** Start of Information supplied **

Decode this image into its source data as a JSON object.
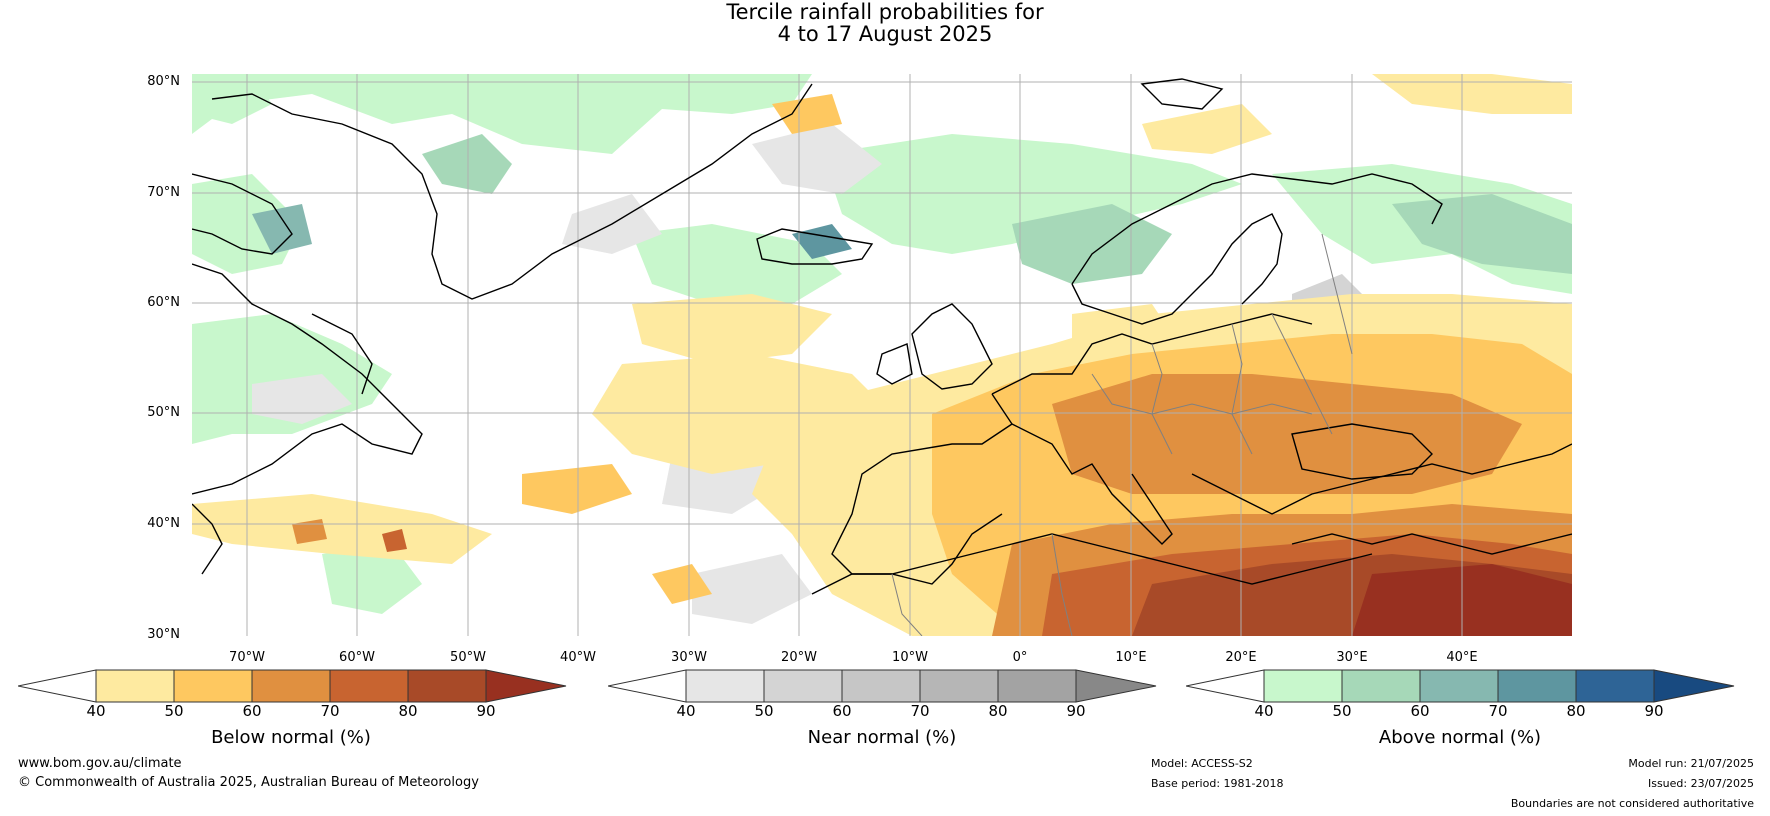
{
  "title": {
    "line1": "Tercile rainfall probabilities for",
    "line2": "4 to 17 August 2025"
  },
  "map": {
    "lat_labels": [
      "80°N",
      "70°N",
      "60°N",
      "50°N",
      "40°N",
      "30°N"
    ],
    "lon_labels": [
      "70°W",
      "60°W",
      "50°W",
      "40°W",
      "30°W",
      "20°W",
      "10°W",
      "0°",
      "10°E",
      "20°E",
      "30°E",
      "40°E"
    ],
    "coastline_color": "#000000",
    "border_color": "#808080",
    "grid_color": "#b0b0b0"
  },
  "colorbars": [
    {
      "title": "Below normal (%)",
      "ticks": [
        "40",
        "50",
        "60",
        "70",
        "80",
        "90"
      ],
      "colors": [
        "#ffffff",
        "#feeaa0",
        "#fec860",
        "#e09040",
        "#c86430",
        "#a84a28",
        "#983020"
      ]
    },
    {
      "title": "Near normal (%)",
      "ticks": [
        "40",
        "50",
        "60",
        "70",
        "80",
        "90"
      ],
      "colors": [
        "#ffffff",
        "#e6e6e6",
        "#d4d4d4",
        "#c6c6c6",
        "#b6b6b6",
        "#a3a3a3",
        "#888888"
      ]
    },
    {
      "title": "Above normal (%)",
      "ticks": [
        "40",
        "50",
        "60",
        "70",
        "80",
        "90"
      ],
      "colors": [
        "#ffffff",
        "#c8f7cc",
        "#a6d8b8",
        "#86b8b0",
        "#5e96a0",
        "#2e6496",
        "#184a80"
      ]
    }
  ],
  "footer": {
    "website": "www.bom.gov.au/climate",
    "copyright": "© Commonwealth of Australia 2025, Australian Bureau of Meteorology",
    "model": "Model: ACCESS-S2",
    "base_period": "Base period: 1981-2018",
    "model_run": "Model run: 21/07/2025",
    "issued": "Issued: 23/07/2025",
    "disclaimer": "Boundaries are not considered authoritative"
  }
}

** End of Information supplied **

▶ Stated goal:
Transcribe all of the material exactly, leaving out whatever pictures it contains.

▶ Worked answer:
Decode this image into its source data as a JSON object.
{
  "title": {
    "line1": "Tercile rainfall probabilities for",
    "line2": "4 to 17 August 2025"
  },
  "map": {
    "lat_labels": [
      "80°N",
      "70°N",
      "60°N",
      "50°N",
      "40°N",
      "30°N"
    ],
    "lon_labels": [
      "70°W",
      "60°W",
      "50°W",
      "40°W",
      "30°W",
      "20°W",
      "10°W",
      "0°",
      "10°E",
      "20°E",
      "30°E",
      "40°E"
    ],
    "coastline_color": "#000000",
    "border_color": "#808080",
    "grid_color": "#b0b0b0"
  },
  "colorbars": [
    {
      "title": "Below normal (%)",
      "ticks": [
        "40",
        "50",
        "60",
        "70",
        "80",
        "90"
      ],
      "colors": [
        "#ffffff",
        "#feeaa0",
        "#fec860",
        "#e09040",
        "#c86430",
        "#a84a28",
        "#983020"
      ]
    },
    {
      "title": "Near normal (%)",
      "ticks": [
        "40",
        "50",
        "60",
        "70",
        "80",
        "90"
      ],
      "colors": [
        "#ffffff",
        "#e6e6e6",
        "#d4d4d4",
        "#c6c6c6",
        "#b6b6b6",
        "#a3a3a3",
        "#888888"
      ]
    },
    {
      "title": "Above normal (%)",
      "ticks": [
        "40",
        "50",
        "60",
        "70",
        "80",
        "90"
      ],
      "colors": [
        "#ffffff",
        "#c8f7cc",
        "#a6d8b8",
        "#86b8b0",
        "#5e96a0",
        "#2e6496",
        "#184a80"
      ]
    }
  ],
  "footer": {
    "website": "www.bom.gov.au/climate",
    "copyright": "© Commonwealth of Australia 2025, Australian Bureau of Meteorology",
    "model": "Model: ACCESS-S2",
    "base_period": "Base period: 1981-2018",
    "model_run": "Model run: 21/07/2025",
    "issued": "Issued: 23/07/2025",
    "disclaimer": "Boundaries are not considered authoritative"
  }
}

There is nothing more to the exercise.